╭─ Extracted information

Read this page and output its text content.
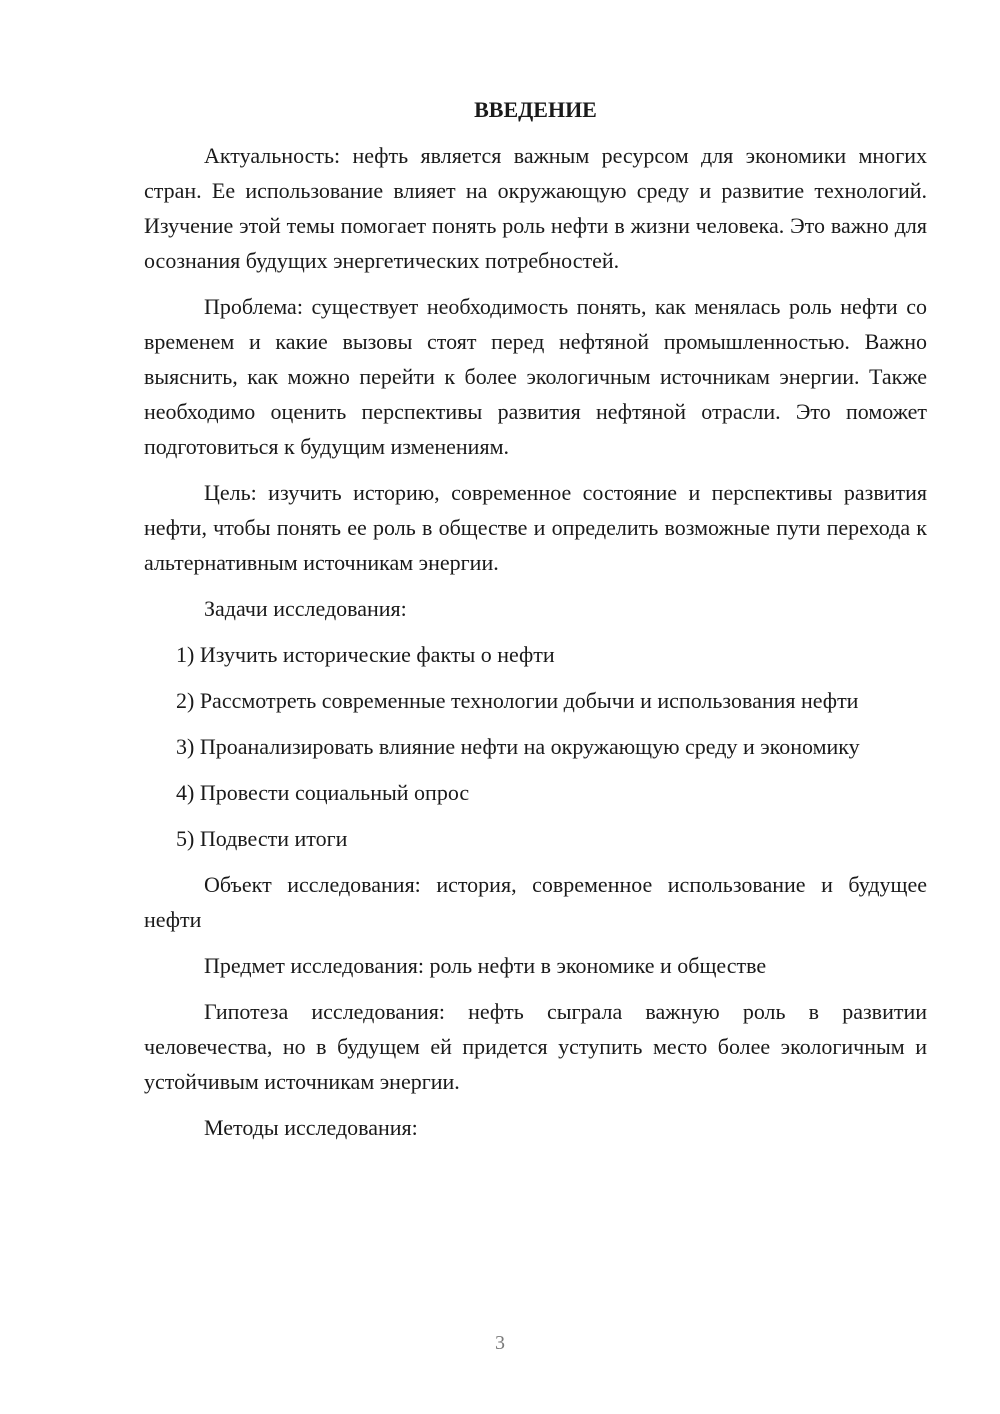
ВВЕДЕНИЕ

Актуальность: нефть является важным ресурсом для экономики многих стран. Ее использование влияет на окружающую среду и развитие технологий. Изучение этой темы помогает понять роль нефти в жизни человека. Это важно для осознания будущих энергетических потребностей.

Проблема: существует необходимость понять, как менялась роль нефти со временем и какие вызовы стоят перед нефтяной промышленностью. Важно выяснить, как можно перейти к более экологичным источникам энергии. Также необходимо оценить перспективы развития нефтяной отрасли. Это поможет подготовиться к будущим изменениям.

Цель: изучить историю, современное состояние и перспективы развития нефти, чтобы понять ее роль в обществе и определить возможные пути перехода к альтернативным источникам энергии.

Задачи исследования:

1) Изучить исторические факты о нефти

2) Рассмотреть современные технологии добычи и использования нефти

3) Проанализировать влияние нефти на окружающую среду и экономику

4) Провести социальный опрос

5) Подвести итоги

Объект исследования: история, современное использование и будущее нефти

Предмет исследования: роль нефти в экономике и обществе

Гипотеза исследования: нефть сыграла важную роль в развитии человечества, но в будущем ей придется уступить место более экологичным и устойчивым источникам энергии.

Методы исследования:

3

╰─

The records above should be reproduced exactly, with no pictures included.

Read this page and output its text content.
ВВЕДЕНИЕ

Актуальность: нефть является важным ресурсом для экономики многих стран. Ее использование влияет на окружающую среду и развитие технологий. Изучение этой темы помогает понять роль нефти в жизни человека. Это важно для осознания будущих энергетических потребностей.

Проблема: существует необходимость понять, как менялась роль нефти со временем и какие вызовы стоят перед нефтяной промышленностью. Важно выяснить, как можно перейти к более экологичным источникам энергии. Также необходимо оценить перспективы развития нефтяной отрасли. Это поможет подготовиться к будущим изменениям.

Цель: изучить историю, современное состояние и перспективы развития нефти, чтобы понять ее роль в обществе и определить возможные пути перехода к альтернативным источникам энергии.

Задачи исследования:

1) Изучить исторические факты о нефти

2) Рассмотреть современные технологии добычи и использования нефти

3) Проанализировать влияние нефти на окружающую среду и экономику

4) Провести социальный опрос

5) Подвести итоги

Объект исследования: история, современное использование и будущее нефти

Предмет исследования: роль нефти в экономике и обществе

Гипотеза исследования: нефть сыграла важную роль в развитии человечества, но в будущем ей придется уступить место более экологичным и устойчивым источникам энергии.

Методы исследования:

3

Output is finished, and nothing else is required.